Records from a data source:
====

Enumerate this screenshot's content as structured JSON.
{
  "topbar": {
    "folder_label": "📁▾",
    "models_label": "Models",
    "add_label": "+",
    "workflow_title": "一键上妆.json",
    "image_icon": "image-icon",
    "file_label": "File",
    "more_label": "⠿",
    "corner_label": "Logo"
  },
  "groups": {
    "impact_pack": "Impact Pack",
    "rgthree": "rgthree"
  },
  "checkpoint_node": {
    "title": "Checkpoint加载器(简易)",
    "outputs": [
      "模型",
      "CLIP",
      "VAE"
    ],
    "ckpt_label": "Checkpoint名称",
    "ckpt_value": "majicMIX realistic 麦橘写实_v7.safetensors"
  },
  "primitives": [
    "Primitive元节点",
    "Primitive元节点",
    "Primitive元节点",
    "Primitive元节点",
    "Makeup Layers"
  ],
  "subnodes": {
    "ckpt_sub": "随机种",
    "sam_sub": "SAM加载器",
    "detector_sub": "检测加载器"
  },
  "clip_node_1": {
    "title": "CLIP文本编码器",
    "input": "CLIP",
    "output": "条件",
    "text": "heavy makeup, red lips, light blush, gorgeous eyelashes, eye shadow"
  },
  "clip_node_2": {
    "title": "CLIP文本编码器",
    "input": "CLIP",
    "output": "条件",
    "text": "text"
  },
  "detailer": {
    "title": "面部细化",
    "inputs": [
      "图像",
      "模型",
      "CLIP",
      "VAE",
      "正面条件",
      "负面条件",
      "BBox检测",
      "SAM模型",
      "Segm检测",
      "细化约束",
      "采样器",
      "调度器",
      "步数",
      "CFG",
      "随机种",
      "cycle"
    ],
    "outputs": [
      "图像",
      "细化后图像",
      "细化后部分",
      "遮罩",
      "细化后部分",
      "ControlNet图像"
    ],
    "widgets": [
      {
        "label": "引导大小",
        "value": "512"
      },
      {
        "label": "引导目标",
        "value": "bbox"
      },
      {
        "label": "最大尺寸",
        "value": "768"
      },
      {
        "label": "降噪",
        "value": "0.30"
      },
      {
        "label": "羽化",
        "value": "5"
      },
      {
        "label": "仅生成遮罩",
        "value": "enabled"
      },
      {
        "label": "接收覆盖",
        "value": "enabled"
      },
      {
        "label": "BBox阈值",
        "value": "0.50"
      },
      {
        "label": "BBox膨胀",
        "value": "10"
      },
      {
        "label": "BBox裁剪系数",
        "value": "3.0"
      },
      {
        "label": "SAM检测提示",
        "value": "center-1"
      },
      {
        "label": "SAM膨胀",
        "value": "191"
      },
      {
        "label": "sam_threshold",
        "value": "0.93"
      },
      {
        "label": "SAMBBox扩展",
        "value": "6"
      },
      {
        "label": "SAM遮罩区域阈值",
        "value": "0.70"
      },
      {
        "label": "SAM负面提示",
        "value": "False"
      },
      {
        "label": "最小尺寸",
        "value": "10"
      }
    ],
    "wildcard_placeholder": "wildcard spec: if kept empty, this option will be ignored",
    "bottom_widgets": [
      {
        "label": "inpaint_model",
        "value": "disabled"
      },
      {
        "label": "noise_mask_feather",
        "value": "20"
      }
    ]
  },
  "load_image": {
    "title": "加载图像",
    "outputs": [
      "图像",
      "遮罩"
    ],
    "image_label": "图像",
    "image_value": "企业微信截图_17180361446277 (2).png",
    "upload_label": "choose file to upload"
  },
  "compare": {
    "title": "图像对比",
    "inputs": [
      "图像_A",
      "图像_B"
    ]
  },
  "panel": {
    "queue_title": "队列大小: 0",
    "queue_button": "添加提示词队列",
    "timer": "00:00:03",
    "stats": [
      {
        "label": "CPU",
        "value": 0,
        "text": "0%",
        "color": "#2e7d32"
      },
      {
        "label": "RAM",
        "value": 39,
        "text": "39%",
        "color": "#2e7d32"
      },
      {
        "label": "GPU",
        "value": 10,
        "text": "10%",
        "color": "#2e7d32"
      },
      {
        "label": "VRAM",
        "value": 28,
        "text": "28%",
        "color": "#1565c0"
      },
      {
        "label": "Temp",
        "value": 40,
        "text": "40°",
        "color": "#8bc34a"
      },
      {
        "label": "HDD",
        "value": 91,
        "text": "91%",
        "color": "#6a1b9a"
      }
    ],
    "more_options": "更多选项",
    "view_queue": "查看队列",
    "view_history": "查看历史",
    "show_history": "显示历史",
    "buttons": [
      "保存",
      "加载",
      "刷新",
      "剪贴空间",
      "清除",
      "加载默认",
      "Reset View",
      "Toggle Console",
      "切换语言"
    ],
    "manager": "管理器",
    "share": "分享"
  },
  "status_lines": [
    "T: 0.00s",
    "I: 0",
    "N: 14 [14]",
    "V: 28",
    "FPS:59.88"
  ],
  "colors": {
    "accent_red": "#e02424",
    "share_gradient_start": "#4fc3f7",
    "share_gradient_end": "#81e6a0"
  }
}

====

_The problem_
Please set down all the data word for word.

_Solution for this task_
Enumerate this screenshot's content as structured JSON.
{
  "topbar": {
    "folder_label": "📁▾",
    "models_label": "Models",
    "add_label": "+",
    "workflow_title": "一键上妆.json",
    "image_icon": "image-icon",
    "file_label": "File",
    "more_label": "⠿",
    "corner_label": "Logo"
  },
  "groups": {
    "impact_pack": "Impact Pack",
    "rgthree": "rgthree"
  },
  "checkpoint_node": {
    "title": "Checkpoint加载器(简易)",
    "outputs": [
      "模型",
      "CLIP",
      "VAE"
    ],
    "ckpt_label": "Checkpoint名称",
    "ckpt_value": "majicMIX realistic 麦橘写实_v7.safetensors"
  },
  "primitives": [
    "Primitive元节点",
    "Primitive元节点",
    "Primitive元节点",
    "Primitive元节点",
    "Makeup Layers"
  ],
  "subnodes": {
    "ckpt_sub": "随机种",
    "sam_sub": "SAM加载器",
    "detector_sub": "检测加载器"
  },
  "clip_node_1": {
    "title": "CLIP文本编码器",
    "input": "CLIP",
    "output": "条件",
    "text": "heavy makeup, red lips, light blush, gorgeous eyelashes, eye shadow"
  },
  "clip_node_2": {
    "title": "CLIP文本编码器",
    "input": "CLIP",
    "output": "条件",
    "text": "text"
  },
  "detailer": {
    "title": "面部细化",
    "inputs": [
      "图像",
      "模型",
      "CLIP",
      "VAE",
      "正面条件",
      "负面条件",
      "BBox检测",
      "SAM模型",
      "Segm检测",
      "细化约束",
      "采样器",
      "调度器",
      "步数",
      "CFG",
      "随机种",
      "cycle"
    ],
    "outputs": [
      "图像",
      "细化后图像",
      "细化后部分",
      "遮罩",
      "细化后部分",
      "ControlNet图像"
    ],
    "widgets": [
      {
        "label": "引导大小",
        "value": "512"
      },
      {
        "label": "引导目标",
        "value": "bbox"
      },
      {
        "label": "最大尺寸",
        "value": "768"
      },
      {
        "label": "降噪",
        "value": "0.30"
      },
      {
        "label": "羽化",
        "value": "5"
      },
      {
        "label": "仅生成遮罩",
        "value": "enabled"
      },
      {
        "label": "接收覆盖",
        "value": "enabled"
      },
      {
        "label": "BBox阈值",
        "value": "0.50"
      },
      {
        "label": "BBox膨胀",
        "value": "10"
      },
      {
        "label": "BBox裁剪系数",
        "value": "3.0"
      },
      {
        "label": "SAM检测提示",
        "value": "center-1"
      },
      {
        "label": "SAM膨胀",
        "value": "191"
      },
      {
        "label": "sam_threshold",
        "value": "0.93"
      },
      {
        "label": "SAMBBox扩展",
        "value": "6"
      },
      {
        "label": "SAM遮罩区域阈值",
        "value": "0.70"
      },
      {
        "label": "SAM负面提示",
        "value": "False"
      },
      {
        "label": "最小尺寸",
        "value": "10"
      }
    ],
    "wildcard_placeholder": "wildcard spec: if kept empty, this option will be ignored",
    "bottom_widgets": [
      {
        "label": "inpaint_model",
        "value": "disabled"
      },
      {
        "label": "noise_mask_feather",
        "value": "20"
      }
    ]
  },
  "load_image": {
    "title": "加载图像",
    "outputs": [
      "图像",
      "遮罩"
    ],
    "image_label": "图像",
    "image_value": "企业微信截图_17180361446277 (2).png",
    "upload_label": "choose file to upload"
  },
  "compare": {
    "title": "图像对比",
    "inputs": [
      "图像_A",
      "图像_B"
    ]
  },
  "panel": {
    "queue_title": "队列大小: 0",
    "queue_button": "添加提示词队列",
    "timer": "00:00:03",
    "stats": [
      {
        "label": "CPU",
        "value": 0,
        "text": "0%",
        "color": "#2e7d32"
      },
      {
        "label": "RAM",
        "value": 39,
        "text": "39%",
        "color": "#2e7d32"
      },
      {
        "label": "GPU",
        "value": 10,
        "text": "10%",
        "color": "#2e7d32"
      },
      {
        "label": "VRAM",
        "value": 28,
        "text": "28%",
        "color": "#1565c0"
      },
      {
        "label": "Temp",
        "value": 40,
        "text": "40°",
        "color": "#8bc34a"
      },
      {
        "label": "HDD",
        "value": 91,
        "text": "91%",
        "color": "#6a1b9a"
      }
    ],
    "more_options": "更多选项",
    "view_queue": "查看队列",
    "view_history": "查看历史",
    "show_history": "显示历史",
    "buttons": [
      "保存",
      "加载",
      "刷新",
      "剪贴空间",
      "清除",
      "加载默认",
      "Reset View",
      "Toggle Console",
      "切换语言"
    ],
    "manager": "管理器",
    "share": "分享"
  },
  "status_lines": [
    "T: 0.00s",
    "I: 0",
    "N: 14 [14]",
    "V: 28",
    "FPS:59.88"
  ],
  "colors": {
    "accent_red": "#e02424",
    "share_gradient_start": "#4fc3f7",
    "share_gradient_end": "#81e6a0"
  }
}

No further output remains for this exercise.